● EXERCISE TASK
Read the material below and tally how many lines hold the word "BULB", giving the number and nothing else.
### STORED RECORDS ###
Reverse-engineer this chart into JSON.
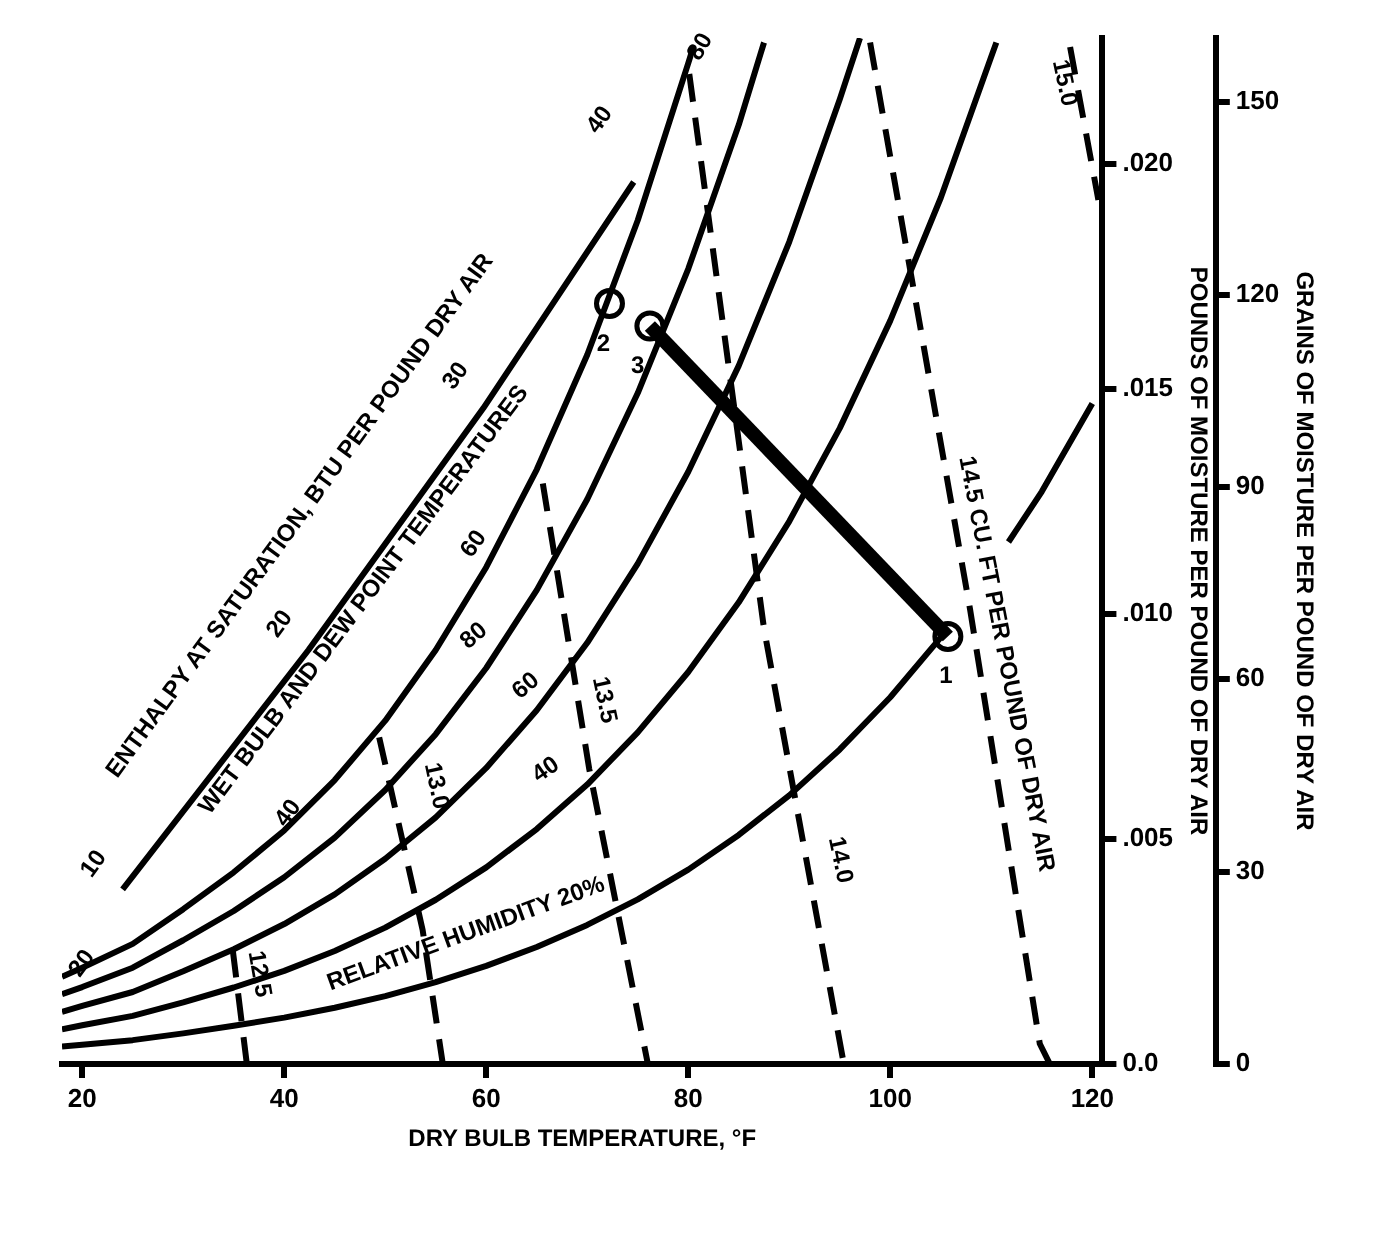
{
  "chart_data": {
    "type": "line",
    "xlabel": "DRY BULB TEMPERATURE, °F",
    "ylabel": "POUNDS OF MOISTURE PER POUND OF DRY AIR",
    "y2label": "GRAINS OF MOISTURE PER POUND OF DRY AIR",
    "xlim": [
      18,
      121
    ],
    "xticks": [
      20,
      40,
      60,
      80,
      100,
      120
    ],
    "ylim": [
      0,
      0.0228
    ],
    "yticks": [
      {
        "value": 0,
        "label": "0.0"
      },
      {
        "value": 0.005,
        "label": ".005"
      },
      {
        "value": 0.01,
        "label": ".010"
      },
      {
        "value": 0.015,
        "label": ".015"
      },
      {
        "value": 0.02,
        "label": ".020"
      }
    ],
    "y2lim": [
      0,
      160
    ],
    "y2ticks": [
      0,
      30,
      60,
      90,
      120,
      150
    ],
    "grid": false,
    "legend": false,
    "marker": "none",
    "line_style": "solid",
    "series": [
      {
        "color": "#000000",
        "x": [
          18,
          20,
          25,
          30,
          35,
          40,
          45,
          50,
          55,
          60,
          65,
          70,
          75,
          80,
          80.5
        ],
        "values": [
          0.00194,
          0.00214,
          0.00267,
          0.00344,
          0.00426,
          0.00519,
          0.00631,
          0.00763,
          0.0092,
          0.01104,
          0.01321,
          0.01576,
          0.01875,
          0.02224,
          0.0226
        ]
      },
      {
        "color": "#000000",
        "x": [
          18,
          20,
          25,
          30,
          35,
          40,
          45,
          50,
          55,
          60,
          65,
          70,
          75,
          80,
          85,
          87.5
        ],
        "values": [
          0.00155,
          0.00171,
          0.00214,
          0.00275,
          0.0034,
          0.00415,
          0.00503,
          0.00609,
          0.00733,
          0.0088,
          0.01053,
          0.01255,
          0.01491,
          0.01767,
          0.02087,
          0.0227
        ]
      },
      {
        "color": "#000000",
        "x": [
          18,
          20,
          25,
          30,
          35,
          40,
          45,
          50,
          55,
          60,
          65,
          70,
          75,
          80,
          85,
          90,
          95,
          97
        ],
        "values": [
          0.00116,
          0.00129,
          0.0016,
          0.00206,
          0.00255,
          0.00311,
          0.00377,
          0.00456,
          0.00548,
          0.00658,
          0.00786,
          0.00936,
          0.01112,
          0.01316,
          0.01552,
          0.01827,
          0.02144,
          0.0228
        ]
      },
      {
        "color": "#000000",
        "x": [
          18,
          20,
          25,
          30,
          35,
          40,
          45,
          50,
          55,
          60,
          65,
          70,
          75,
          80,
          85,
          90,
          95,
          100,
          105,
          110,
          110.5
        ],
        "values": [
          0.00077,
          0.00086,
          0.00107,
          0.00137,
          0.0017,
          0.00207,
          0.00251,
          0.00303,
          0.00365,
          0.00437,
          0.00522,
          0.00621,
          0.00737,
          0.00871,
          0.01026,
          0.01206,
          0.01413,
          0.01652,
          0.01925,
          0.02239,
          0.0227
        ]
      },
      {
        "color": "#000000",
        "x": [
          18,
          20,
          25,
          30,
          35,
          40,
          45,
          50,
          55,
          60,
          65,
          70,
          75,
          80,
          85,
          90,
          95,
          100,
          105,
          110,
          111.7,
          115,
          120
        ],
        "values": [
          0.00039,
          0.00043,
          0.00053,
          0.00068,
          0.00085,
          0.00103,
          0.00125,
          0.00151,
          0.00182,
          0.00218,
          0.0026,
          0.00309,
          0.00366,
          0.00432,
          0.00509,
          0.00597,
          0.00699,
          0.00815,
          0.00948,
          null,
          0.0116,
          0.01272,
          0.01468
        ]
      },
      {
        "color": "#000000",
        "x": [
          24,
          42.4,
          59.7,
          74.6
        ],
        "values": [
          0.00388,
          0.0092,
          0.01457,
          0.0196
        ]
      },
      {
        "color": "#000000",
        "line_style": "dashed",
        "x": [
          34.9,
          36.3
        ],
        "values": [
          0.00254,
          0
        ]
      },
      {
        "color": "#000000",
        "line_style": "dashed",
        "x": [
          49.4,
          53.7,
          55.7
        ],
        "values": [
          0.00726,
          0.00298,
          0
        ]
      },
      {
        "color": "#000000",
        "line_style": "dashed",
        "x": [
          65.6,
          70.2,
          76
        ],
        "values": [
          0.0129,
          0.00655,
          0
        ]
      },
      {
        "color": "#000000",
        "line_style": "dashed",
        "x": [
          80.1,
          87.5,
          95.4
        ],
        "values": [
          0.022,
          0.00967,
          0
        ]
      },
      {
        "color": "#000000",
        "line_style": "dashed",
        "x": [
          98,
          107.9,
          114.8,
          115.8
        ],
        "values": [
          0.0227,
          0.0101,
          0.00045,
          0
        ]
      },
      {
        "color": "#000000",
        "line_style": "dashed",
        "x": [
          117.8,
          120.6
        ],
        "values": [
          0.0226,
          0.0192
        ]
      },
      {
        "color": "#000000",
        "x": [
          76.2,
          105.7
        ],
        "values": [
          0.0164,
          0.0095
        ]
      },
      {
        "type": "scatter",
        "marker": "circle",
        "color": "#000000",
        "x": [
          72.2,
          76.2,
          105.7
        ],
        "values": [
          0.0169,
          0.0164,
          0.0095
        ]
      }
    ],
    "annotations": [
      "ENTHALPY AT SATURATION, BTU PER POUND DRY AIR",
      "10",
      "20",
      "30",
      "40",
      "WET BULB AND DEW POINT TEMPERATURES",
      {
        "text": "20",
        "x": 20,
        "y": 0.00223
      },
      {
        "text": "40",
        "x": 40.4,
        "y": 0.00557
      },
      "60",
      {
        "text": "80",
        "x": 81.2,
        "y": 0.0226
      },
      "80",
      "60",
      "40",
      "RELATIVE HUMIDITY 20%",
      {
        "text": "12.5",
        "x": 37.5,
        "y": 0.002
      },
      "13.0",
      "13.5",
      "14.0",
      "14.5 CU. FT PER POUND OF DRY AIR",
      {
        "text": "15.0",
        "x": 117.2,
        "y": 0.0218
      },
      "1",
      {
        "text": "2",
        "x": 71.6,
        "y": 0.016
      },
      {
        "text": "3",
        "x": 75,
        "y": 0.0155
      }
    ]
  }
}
###
● RESULT
2